(Dataset records)
= = =
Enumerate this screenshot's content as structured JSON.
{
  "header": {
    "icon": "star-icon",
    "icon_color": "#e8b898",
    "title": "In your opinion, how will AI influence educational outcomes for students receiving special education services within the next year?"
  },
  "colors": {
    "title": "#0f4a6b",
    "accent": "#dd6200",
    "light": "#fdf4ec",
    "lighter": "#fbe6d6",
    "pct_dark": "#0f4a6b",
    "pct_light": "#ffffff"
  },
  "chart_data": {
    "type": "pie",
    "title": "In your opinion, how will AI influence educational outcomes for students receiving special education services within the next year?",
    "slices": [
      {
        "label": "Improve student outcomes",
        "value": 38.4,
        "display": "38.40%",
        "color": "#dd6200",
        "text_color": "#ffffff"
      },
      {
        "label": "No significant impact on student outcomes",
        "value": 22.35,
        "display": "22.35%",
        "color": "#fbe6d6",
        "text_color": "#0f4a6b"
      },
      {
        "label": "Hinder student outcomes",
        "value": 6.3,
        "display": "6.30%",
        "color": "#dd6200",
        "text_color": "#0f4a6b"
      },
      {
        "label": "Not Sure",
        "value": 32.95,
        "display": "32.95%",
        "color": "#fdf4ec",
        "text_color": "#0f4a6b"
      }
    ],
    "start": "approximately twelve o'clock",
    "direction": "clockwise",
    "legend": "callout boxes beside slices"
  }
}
= = =
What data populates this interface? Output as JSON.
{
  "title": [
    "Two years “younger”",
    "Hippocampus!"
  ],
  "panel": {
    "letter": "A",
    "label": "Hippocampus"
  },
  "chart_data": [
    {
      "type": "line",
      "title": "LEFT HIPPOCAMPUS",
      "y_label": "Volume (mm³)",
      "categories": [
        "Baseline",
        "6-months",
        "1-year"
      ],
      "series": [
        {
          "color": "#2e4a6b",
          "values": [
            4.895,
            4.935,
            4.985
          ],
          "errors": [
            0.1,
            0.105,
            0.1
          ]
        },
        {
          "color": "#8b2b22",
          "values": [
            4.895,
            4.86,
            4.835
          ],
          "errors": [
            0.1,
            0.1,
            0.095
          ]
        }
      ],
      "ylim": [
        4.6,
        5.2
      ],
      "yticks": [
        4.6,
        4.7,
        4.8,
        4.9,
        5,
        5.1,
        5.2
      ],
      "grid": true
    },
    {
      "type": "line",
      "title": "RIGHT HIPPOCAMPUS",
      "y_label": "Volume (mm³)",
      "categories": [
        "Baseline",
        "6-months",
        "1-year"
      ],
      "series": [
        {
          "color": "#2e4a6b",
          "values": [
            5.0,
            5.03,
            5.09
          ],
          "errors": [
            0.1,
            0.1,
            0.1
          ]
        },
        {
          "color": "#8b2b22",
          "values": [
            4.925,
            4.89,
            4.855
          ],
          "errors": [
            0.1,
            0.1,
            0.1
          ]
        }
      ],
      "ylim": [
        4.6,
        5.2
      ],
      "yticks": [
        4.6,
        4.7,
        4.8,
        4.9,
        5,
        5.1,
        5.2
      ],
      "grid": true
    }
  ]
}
= = =
- [SET PROBLEM]
Select and copy each line from the data that includes the word "next".

- [TASK SOLUTION]
    "title": "In your opinion, how will AI influence educational outcomes for students receiving special education services within the next year?"
    "title": "In your opinion, how will AI influence educational outcomes for students receiving special education services within the next year?",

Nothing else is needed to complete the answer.